Exercise instructions –
Write each record again exactly as it stands.

— Begin Provided data —

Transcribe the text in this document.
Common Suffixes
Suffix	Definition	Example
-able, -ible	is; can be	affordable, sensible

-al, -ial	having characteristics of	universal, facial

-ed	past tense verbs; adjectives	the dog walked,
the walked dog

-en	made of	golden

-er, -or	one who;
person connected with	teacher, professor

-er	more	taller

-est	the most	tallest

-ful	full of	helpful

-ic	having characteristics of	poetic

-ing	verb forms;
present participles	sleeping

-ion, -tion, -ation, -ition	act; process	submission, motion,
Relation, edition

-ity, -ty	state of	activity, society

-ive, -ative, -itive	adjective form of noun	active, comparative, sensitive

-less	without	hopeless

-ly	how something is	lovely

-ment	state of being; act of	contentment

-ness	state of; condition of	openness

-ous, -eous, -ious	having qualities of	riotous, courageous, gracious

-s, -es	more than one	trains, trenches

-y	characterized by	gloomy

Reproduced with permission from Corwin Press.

— End Provided data —

Complete response –
Transcribe the text in this document.
Common Suffixes
Suffix	Definition	Example
-able, -ible	is; can be	affordable, sensible

-al, -ial	having characteristics of	universal, facial

-ed	past tense verbs; adjectives	the dog walked,
the walked dog

-en	made of	golden

-er, -or	one who;
person connected with	teacher, professor

-er	more	taller

-est	the most	tallest

-ful	full of	helpful

-ic	having characteristics of	poetic

-ing	verb forms;
present participles	sleeping

-ion, -tion, -ation, -ition	act; process	submission, motion,
Relation, edition

-ity, -ty	state of	activity, society

-ive, -ative, -itive	adjective form of noun	active, comparative, sensitive

-less	without	hopeless

-ly	how something is	lovely

-ment	state of being; act of	contentment

-ness	state of; condition of	openness

-ous, -eous, -ious	having qualities of	riotous, courageous, gracious

-s, -es	more than one	trains, trenches

-y	characterized by	gloomy

Reproduced with permission from Corwin Press.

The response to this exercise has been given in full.